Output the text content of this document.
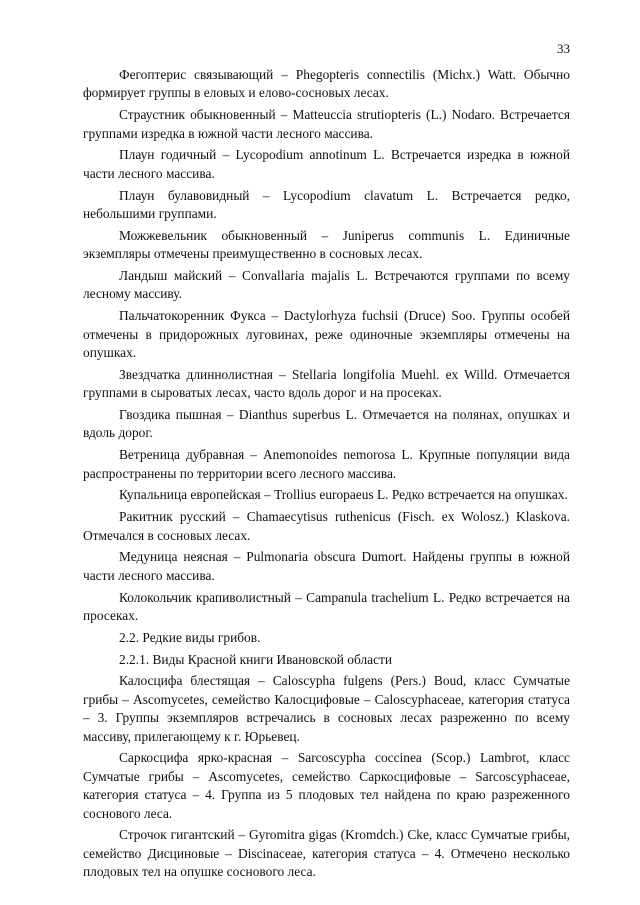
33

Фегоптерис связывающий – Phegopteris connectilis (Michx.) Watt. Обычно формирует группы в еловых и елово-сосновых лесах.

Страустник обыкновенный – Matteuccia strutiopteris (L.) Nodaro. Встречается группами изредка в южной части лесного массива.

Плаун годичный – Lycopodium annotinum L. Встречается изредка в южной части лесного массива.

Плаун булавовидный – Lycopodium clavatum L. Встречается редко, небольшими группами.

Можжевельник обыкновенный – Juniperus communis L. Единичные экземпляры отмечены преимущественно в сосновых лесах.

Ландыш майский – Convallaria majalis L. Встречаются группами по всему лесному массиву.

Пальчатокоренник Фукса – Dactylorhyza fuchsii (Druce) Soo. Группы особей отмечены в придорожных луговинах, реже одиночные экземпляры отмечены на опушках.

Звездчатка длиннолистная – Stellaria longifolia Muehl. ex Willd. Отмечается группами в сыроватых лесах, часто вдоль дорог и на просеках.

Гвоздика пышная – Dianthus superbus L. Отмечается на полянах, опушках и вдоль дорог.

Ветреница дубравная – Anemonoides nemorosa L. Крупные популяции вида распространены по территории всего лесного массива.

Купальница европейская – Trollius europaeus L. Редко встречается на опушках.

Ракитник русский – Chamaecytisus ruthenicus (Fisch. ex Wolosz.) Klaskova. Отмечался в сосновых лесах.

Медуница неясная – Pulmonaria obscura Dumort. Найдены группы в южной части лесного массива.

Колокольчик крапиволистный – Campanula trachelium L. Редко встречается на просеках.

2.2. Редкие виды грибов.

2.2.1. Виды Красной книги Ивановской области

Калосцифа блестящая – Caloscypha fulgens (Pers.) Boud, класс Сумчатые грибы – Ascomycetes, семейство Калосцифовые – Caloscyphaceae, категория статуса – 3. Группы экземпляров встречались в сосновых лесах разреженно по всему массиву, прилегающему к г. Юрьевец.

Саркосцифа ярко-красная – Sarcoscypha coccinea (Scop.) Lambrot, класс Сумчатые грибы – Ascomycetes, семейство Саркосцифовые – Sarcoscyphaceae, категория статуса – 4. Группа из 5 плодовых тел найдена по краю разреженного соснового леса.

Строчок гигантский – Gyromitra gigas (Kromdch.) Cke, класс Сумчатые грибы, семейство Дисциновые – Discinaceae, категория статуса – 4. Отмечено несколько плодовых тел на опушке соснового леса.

◇ ◇ ◇

Work to be completed. Determine the number of lines in the listing that contain the string "Lycopodium". Write that number and nothing else.

Result of the exercise. 2